Stated exercise: From the listing below, extract each line containing the string "legend".
==== Supplied data ====
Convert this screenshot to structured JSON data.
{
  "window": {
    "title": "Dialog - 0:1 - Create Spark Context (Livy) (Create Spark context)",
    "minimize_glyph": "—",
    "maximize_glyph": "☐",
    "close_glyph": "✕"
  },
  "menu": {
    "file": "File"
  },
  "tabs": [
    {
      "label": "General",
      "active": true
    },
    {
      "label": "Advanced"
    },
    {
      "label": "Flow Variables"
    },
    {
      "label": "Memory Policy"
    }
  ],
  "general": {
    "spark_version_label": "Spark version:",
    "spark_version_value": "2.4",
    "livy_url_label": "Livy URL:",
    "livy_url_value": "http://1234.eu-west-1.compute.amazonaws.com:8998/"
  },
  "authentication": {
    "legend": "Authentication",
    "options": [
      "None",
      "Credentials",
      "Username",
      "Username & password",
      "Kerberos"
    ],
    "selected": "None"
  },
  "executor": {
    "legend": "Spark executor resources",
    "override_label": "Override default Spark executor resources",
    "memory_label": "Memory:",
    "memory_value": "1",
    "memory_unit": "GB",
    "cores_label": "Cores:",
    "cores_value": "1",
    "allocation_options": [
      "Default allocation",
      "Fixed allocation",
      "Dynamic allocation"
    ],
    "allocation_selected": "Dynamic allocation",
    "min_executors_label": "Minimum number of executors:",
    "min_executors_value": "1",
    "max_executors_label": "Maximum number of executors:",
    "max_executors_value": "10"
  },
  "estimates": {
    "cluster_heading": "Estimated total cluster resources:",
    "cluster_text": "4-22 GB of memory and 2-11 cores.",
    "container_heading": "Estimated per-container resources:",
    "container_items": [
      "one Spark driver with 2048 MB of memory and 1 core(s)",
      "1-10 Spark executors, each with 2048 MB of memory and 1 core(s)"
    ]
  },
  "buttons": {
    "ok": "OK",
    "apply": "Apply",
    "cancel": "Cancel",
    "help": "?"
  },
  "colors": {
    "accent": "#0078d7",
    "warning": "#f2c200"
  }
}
====
Finished task:
    "legend": "Authentication",
    "legend": "Spark executor resources",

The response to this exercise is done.